TESTO FORNITO —
Mio fratello è figlio unico?
“Ha nevicato anche l’anno scorso: ho fatto un pupazzo di neve e mio fratello l’ha buttato giù e io ho buttato giù mio fratello e poi abbiamo preso il the insieme.”
(Dylan Thomas)
“Quando i fratelli vanno d’accordo, nessun fortezza è così solida come la loro vita in comune.”
(Antistene)
“There’s so many different worlds
so many different suns
and we have just one world
but we live in different ones.”
(Dire Straits, “Brothers in arms”)
Sono pochissimi al mondo gli animali non sociali, e l’essere umano – in questo contesto – è forse il più grande esempio di specie che, per poter sopravvivere e riuscire a competere con specie fisicamente ben più prestanti, ha fatto della forza del gruppo un substrato per raggiungere lo sviluppo e affermare la propria predominanza sulle altre.
Insomma, quando ci siamo resi conto che da soli non saremmo andati da nessuna parte e avremmo fatto addirittura fatica a sopravvivere, abbiamo iniziato a cercare nel conforto dell’altro da noi la forza che ci mancava per poter garantire la nostra sopravvivenza fisica.
Nell’era moderna, questa necessità ovviamente si è evoluta e traslata da un piano di mera sussistenza fisiologica ad uno di vicinanza morale e psicologica. Vale a dire che il supporto che richiediamo a coloro di cui ci circondiamo e che, pertanto, vorremmo sempre vicino – sia in senso fisico che in senso metaforico – è un supporto di assoluto conforto: empatico, per così dire. In questo, il senso di “fratellanza” – che a giusto titolo è considerato da quasi tutti a questo mondo ‘primus intra omnes’ – dovrebbe essere il più forte rapporto sociale di conforto e sostegno che esiste al mondo.

DATI MOSTRATI —
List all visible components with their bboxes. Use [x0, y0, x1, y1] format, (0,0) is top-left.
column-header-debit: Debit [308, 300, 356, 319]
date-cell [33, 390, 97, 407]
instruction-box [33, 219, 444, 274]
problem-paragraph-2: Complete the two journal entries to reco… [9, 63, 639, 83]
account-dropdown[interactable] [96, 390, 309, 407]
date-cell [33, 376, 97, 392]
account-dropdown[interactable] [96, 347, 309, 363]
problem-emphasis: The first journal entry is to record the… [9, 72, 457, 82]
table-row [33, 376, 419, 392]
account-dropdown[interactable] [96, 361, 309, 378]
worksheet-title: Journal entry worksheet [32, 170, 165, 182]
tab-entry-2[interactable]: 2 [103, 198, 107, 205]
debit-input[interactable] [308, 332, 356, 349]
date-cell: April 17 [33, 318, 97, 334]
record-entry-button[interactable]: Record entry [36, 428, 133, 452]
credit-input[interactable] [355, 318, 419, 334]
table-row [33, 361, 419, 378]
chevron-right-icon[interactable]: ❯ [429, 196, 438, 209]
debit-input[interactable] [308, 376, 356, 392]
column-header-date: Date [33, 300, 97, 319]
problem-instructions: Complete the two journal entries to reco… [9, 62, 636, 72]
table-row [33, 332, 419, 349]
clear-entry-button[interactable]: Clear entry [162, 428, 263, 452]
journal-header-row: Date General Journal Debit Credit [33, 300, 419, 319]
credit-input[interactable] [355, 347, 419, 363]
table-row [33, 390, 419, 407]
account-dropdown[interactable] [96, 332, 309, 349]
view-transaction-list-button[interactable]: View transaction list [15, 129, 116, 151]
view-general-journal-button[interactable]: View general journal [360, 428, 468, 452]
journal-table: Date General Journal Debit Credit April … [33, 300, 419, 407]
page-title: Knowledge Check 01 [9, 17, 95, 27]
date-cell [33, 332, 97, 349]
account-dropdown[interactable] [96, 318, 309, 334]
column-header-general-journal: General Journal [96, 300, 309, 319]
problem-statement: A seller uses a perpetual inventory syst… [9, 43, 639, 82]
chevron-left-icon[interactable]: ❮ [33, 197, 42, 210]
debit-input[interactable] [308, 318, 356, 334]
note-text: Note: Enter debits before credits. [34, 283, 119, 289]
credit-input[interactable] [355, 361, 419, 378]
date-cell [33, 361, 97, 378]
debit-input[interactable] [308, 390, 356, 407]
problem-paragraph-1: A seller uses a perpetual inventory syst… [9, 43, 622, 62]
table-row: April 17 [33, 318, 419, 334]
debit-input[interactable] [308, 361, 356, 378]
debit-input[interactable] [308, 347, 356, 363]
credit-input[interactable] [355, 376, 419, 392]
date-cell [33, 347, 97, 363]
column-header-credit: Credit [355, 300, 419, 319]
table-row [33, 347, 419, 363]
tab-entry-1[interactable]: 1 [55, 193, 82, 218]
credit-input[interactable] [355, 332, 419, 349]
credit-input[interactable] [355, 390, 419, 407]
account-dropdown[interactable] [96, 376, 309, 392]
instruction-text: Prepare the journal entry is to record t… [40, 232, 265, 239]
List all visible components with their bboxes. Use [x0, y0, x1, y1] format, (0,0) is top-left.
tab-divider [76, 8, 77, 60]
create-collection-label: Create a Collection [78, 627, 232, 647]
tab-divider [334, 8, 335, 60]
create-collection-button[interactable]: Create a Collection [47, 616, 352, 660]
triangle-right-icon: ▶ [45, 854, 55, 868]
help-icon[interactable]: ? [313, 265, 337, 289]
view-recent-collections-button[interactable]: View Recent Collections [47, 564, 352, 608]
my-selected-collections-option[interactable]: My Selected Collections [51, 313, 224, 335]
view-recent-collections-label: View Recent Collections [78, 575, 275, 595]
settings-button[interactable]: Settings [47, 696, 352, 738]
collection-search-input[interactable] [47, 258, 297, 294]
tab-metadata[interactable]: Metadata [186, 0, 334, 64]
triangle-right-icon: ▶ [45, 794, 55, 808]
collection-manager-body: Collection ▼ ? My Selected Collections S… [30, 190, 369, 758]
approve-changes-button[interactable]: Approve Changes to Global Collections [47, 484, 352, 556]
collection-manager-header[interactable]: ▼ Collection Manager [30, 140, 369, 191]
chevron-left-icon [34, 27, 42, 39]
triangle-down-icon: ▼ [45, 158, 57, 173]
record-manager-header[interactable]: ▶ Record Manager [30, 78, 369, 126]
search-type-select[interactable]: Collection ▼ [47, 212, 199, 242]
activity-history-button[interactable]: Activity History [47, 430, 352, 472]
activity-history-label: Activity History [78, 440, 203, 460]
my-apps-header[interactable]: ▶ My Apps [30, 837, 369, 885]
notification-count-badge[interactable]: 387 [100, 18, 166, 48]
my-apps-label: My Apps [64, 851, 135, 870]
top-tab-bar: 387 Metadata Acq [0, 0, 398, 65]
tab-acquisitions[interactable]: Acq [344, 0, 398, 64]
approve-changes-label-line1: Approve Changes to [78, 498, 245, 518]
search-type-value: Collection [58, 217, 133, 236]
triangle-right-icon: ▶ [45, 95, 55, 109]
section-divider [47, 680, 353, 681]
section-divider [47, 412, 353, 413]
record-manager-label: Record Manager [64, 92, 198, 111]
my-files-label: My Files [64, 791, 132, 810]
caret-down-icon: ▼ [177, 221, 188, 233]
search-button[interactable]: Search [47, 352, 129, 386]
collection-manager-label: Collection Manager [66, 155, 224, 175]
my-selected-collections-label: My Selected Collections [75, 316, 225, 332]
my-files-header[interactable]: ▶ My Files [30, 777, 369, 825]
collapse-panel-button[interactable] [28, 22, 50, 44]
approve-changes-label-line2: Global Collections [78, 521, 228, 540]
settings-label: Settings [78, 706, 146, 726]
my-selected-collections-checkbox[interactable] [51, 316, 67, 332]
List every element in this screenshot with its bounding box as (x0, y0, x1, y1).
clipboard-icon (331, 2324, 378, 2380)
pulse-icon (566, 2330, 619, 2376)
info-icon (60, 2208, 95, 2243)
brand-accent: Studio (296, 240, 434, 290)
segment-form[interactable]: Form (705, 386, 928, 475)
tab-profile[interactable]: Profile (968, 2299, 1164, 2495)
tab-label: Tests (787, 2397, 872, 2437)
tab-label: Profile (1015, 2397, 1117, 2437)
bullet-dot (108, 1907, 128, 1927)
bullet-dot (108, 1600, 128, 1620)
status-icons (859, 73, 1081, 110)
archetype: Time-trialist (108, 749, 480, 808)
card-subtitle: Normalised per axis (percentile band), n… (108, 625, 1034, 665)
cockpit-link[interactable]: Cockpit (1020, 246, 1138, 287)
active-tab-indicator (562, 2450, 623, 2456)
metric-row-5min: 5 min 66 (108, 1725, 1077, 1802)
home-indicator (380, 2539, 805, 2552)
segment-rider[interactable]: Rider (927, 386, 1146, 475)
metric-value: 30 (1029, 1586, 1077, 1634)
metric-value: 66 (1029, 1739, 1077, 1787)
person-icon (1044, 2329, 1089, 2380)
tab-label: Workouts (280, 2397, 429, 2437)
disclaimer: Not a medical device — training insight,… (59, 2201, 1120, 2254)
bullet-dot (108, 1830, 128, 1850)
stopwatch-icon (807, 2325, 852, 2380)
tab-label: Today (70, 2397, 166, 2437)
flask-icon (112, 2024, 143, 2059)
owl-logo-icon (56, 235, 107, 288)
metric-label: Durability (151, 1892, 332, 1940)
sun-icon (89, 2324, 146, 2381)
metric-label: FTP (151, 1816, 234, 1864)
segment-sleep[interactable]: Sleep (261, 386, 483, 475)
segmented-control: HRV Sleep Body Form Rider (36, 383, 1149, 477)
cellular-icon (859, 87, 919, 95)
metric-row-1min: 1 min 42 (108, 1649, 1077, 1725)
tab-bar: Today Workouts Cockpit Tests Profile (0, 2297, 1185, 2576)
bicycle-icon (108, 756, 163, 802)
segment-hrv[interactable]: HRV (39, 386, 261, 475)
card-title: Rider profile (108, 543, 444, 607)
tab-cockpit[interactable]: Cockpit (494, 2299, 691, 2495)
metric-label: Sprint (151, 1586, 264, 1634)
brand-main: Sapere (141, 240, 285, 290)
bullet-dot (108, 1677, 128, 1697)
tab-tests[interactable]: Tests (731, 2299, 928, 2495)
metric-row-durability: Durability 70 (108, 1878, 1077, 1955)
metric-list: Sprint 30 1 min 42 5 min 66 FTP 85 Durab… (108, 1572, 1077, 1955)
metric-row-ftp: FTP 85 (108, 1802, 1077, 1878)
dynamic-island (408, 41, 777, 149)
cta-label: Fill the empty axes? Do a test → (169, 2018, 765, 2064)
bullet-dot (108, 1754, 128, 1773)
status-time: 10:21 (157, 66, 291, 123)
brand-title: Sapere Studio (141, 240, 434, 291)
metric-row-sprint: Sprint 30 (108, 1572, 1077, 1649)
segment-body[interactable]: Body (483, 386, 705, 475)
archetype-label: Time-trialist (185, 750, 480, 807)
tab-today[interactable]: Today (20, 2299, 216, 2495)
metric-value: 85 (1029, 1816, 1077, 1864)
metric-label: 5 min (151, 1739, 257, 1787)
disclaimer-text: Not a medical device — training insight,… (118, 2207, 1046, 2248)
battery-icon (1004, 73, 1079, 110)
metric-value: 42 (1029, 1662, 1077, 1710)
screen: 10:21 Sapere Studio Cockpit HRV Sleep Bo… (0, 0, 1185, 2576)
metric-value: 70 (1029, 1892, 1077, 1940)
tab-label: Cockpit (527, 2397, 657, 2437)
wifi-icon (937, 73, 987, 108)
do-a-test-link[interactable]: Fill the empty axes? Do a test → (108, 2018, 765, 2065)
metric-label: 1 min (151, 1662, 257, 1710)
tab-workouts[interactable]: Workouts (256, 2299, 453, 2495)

COMPITO DA SVOLGERE — Scrivi il seguito del testo sulla fratellanza, riprendendo subito dopo la sua ultima frase.

RISULTATO PRODOTTO —
Per molti motivi, invece, spesso non lo è; e il senso di sconforto che ne può derivare arriva a toccare in molti casi il più profondo sentimento di solitudine che una persona possa percepire in tutta la propria esistenza, anche ben più forte di quel senso di prostrazione che può derivare da un rapporto amoroso disatteso. Questo perché la “fratellanza” è in primo luogo – atavicamente e congenitamente – sostentamento vitale: è la proto-forma della socialità, il primo e più piccolo nucleo di specie che gli ominidi abbiano conosciuto decine di migliaia di anni fa.
Ha a che fare con un retaggio che ormai è nel nostro DNA come i caratteri del colore degli occhi, dei capelli e della carnagione. Per questo, quando una “fratellanza” viene negata, o avvilita, ci si sente davvero “divisi”; disattenderlo significa disattendere la nostra stessa essenza.
E quando dico ‘nostra’, intendo proprio dire la mia di me che scrivo. e la tua di te che leggi , di individui e di esseri vitali: in questo assolutamente singoli, senza eccezioni.